** start of Provided material **

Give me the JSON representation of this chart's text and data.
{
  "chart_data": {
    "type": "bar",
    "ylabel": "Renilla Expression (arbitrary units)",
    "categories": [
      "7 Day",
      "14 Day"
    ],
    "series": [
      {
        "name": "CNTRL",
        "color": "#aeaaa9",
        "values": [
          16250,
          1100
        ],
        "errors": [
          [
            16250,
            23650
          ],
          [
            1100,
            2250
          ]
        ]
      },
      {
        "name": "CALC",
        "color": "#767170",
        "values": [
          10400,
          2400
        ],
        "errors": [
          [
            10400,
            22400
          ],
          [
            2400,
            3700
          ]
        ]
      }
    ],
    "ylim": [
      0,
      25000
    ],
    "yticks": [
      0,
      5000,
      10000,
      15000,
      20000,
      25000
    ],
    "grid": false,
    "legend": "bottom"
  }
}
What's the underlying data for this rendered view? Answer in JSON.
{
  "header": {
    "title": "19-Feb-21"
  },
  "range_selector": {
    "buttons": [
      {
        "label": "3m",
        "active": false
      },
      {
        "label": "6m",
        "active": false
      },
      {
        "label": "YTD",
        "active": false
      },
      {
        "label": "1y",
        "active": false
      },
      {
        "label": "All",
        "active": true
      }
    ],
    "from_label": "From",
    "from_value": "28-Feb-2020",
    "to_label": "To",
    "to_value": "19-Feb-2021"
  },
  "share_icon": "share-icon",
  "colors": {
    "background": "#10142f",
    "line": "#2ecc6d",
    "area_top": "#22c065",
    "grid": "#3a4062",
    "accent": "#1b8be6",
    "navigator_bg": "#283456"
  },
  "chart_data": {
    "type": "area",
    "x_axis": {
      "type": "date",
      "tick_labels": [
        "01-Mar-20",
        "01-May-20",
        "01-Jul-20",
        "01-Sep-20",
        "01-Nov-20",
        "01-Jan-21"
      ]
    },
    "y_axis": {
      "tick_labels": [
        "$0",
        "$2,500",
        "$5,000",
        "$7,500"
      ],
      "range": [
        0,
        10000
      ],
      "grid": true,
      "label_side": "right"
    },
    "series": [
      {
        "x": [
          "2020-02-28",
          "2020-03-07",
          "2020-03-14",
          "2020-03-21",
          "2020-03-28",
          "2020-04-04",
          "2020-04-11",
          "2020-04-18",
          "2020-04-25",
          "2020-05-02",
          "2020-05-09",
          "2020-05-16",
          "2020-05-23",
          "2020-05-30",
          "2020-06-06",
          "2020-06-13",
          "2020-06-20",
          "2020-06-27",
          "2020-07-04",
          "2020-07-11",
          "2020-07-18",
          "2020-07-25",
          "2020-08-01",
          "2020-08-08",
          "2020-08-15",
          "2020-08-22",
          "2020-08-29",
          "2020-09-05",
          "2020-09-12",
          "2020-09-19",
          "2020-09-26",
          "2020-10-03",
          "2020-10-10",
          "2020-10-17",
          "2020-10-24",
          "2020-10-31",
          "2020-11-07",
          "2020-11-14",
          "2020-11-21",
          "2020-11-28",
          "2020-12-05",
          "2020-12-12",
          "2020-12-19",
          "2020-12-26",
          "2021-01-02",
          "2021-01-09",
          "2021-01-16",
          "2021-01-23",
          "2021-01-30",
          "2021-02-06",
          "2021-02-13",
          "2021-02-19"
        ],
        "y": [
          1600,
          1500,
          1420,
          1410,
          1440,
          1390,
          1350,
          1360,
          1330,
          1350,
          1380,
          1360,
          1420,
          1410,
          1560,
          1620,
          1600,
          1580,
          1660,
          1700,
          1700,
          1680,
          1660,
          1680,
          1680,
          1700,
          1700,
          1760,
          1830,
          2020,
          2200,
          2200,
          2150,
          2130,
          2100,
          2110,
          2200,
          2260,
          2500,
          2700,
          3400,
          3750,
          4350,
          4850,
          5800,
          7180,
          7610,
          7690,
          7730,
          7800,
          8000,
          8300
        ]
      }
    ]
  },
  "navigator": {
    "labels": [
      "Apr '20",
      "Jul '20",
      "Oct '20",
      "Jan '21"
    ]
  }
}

** end of Provided material **

Write out all records exactly, keeping every detail.

Give me the JSON representation of this chart's text and data.
{
  "chart_data": {
    "type": "bar",
    "ylabel": "Renilla Expression (arbitrary units)",
    "categories": [
      "7 Day",
      "14 Day"
    ],
    "series": [
      {
        "name": "CNTRL",
        "color": "#aeaaa9",
        "values": [
          16250,
          1100
        ],
        "errors": [
          [
            16250,
            23650
          ],
          [
            1100,
            2250
          ]
        ]
      },
      {
        "name": "CALC",
        "color": "#767170",
        "values": [
          10400,
          2400
        ],
        "errors": [
          [
            10400,
            22400
          ],
          [
            2400,
            3700
          ]
        ]
      }
    ],
    "ylim": [
      0,
      25000
    ],
    "yticks": [
      0,
      5000,
      10000,
      15000,
      20000,
      25000
    ],
    "grid": false,
    "legend": "bottom"
  }
}
What's the underlying data for this rendered view? Answer in JSON.
{
  "header": {
    "title": "19-Feb-21"
  },
  "range_selector": {
    "buttons": [
      {
        "label": "3m",
        "active": false
      },
      {
        "label": "6m",
        "active": false
      },
      {
        "label": "YTD",
        "active": false
      },
      {
        "label": "1y",
        "active": false
      },
      {
        "label": "All",
        "active": true
      }
    ],
    "from_label": "From",
    "from_value": "28-Feb-2020",
    "to_label": "To",
    "to_value": "19-Feb-2021"
  },
  "share_icon": "share-icon",
  "colors": {
    "background": "#10142f",
    "line": "#2ecc6d",
    "area_top": "#22c065",
    "grid": "#3a4062",
    "accent": "#1b8be6",
    "navigator_bg": "#283456"
  },
  "chart_data": {
    "type": "area",
    "x_axis": {
      "type": "date",
      "tick_labels": [
        "01-Mar-20",
        "01-May-20",
        "01-Jul-20",
        "01-Sep-20",
        "01-Nov-20",
        "01-Jan-21"
      ]
    },
    "y_axis": {
      "tick_labels": [
        "$0",
        "$2,500",
        "$5,000",
        "$7,500"
      ],
      "range": [
        0,
        10000
      ],
      "grid": true,
      "label_side": "right"
    },
    "series": [
      {
        "x": [
          "2020-02-28",
          "2020-03-07",
          "2020-03-14",
          "2020-03-21",
          "2020-03-28",
          "2020-04-04",
          "2020-04-11",
          "2020-04-18",
          "2020-04-25",
          "2020-05-02",
          "2020-05-09",
          "2020-05-16",
          "2020-05-23",
          "2020-05-30",
          "2020-06-06",
          "2020-06-13",
          "2020-06-20",
          "2020-06-27",
          "2020-07-04",
          "2020-07-11",
          "2020-07-18",
          "2020-07-25",
          "2020-08-01",
          "2020-08-08",
          "2020-08-15",
          "2020-08-22",
          "2020-08-29",
          "2020-09-05",
          "2020-09-12",
          "2020-09-19",
          "2020-09-26",
          "2020-10-03",
          "2020-10-10",
          "2020-10-17",
          "2020-10-24",
          "2020-10-31",
          "2020-11-07",
          "2020-11-14",
          "2020-11-21",
          "2020-11-28",
          "2020-12-05",
          "2020-12-12",
          "2020-12-19",
          "2020-12-26",
          "2021-01-02",
          "2021-01-09",
          "2021-01-16",
          "2021-01-23",
          "2021-01-30",
          "2021-02-06",
          "2021-02-13",
          "2021-02-19"
        ],
        "y": [
          1600,
          1500,
          1420,
          1410,
          1440,
          1390,
          1350,
          1360,
          1330,
          1350,
          1380,
          1360,
          1420,
          1410,
          1560,
          1620,
          1600,
          1580,
          1660,
          1700,
          1700,
          1680,
          1660,
          1680,
          1680,
          1700,
          1700,
          1760,
          1830,
          2020,
          2200,
          2200,
          2150,
          2130,
          2100,
          2110,
          2200,
          2260,
          2500,
          2700,
          3400,
          3750,
          4350,
          4850,
          5800,
          7180,
          7610,
          7690,
          7730,
          7800,
          8000,
          8300
        ]
      }
    ]
  },
  "navigator": {
    "labels": [
      "Apr '20",
      "Jul '20",
      "Oct '20",
      "Jan '21"
    ]
  }
}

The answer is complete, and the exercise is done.